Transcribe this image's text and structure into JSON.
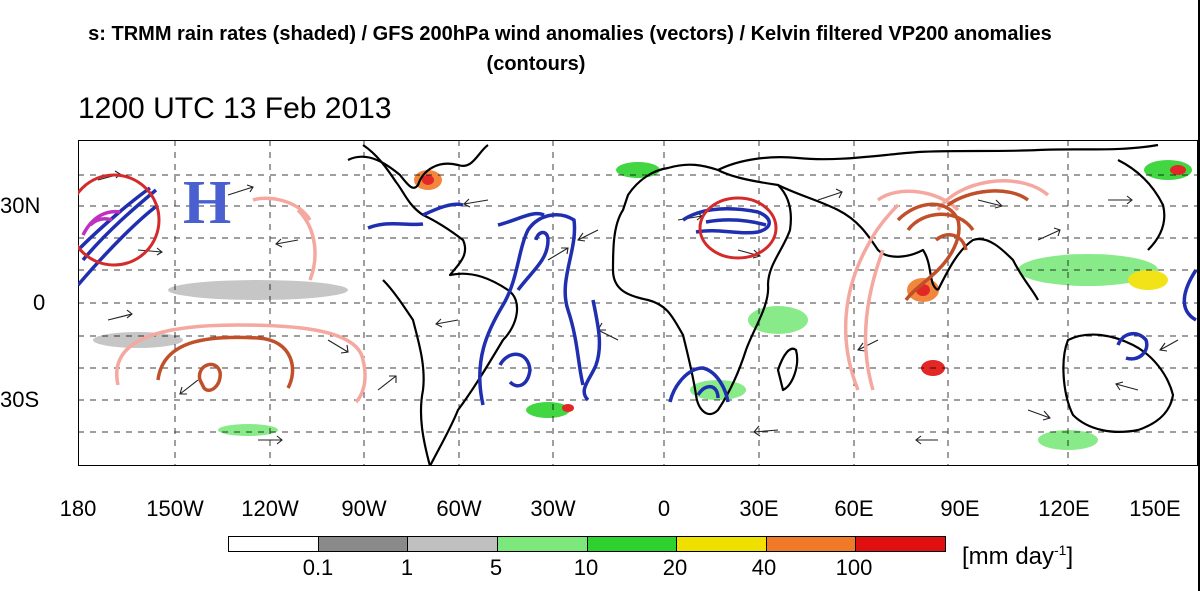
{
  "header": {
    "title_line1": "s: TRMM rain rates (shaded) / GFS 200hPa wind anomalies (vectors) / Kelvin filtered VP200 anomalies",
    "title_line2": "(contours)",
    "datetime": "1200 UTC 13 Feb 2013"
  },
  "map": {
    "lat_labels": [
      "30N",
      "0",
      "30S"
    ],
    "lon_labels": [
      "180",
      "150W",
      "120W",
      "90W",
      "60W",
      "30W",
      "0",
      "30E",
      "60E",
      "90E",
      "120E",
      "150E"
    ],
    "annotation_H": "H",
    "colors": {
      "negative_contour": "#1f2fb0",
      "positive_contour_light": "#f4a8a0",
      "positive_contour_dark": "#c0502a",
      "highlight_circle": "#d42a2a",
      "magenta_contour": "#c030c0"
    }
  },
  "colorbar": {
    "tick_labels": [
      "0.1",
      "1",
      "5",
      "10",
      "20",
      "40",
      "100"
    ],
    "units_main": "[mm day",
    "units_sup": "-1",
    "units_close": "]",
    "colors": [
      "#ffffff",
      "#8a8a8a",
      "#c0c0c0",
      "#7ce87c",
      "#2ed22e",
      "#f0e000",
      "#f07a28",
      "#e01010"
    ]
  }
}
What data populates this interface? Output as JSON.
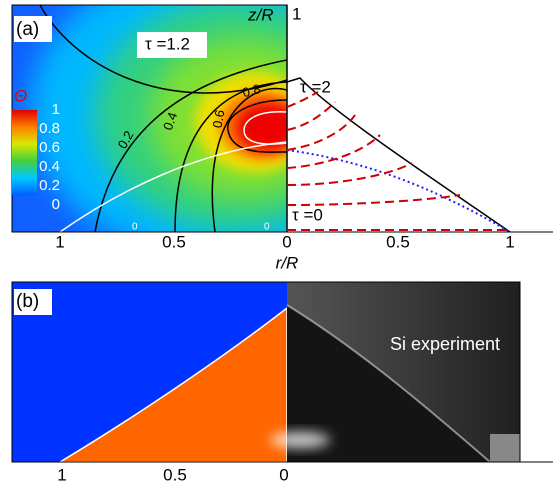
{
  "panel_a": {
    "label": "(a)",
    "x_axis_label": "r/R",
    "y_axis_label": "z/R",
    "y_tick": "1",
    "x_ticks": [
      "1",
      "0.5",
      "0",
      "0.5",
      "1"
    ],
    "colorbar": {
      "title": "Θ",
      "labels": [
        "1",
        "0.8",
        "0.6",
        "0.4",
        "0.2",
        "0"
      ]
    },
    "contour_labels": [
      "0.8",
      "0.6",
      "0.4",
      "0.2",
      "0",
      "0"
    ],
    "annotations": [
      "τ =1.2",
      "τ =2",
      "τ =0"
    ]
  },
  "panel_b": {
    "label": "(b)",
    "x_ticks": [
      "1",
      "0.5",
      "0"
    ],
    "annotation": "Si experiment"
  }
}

_Exercise brief_
Quote all the lines above exactly as given. Do not include the pictures.

_Complete response_
Transcribe this image's text and structure into JSON.
{
  "header": {
    "title_line1": "s: TRMM rain rates (shaded) / GFS 200hPa wind anomalies (vectors) / Kelvin filtered VP200 anomalies",
    "title_line2": "(contours)",
    "datetime": "1200 UTC 13 Feb 2013"
  },
  "map": {
    "lat_labels": [
      "30N",
      "0",
      "30S"
    ],
    "lon_labels": [
      "180",
      "150W",
      "120W",
      "90W",
      "60W",
      "30W",
      "0",
      "30E",
      "60E",
      "90E",
      "120E",
      "150E"
    ],
    "annotation_H": "H",
    "colors": {
      "negative_contour": "#1f2fb0",
      "positive_contour_light": "#f4a8a0",
      "positive_contour_dark": "#c0502a",
      "highlight_circle": "#d42a2a",
      "magenta_contour": "#c030c0"
    }
  },
  "colorbar": {
    "tick_labels": [
      "0.1",
      "1",
      "5",
      "10",
      "20",
      "40",
      "100"
    ],
    "units_main": "[mm day",
    "units_sup": "-1",
    "units_close": "]",
    "colors": [
      "#ffffff",
      "#8a8a8a",
      "#c0c0c0",
      "#7ce87c",
      "#2ed22e",
      "#f0e000",
      "#f07a28",
      "#e01010"
    ]
  }
}
What data populates this interface? Output as JSON.
{
  "panel_a": {
    "label": "(a)",
    "x_axis_label": "r/R",
    "y_axis_label": "z/R",
    "y_tick": "1",
    "x_ticks": [
      "1",
      "0.5",
      "0",
      "0.5",
      "1"
    ],
    "colorbar": {
      "title": "Θ",
      "labels": [
        "1",
        "0.8",
        "0.6",
        "0.4",
        "0.2",
        "0"
      ]
    },
    "contour_labels": [
      "0.8",
      "0.6",
      "0.4",
      "0.2",
      "0",
      "0"
    ],
    "annotations": [
      "τ =1.2",
      "τ =2",
      "τ =0"
    ]
  },
  "panel_b": {
    "label": "(b)",
    "x_ticks": [
      "1",
      "0.5",
      "0"
    ],
    "annotation": "Si experiment"
  }
}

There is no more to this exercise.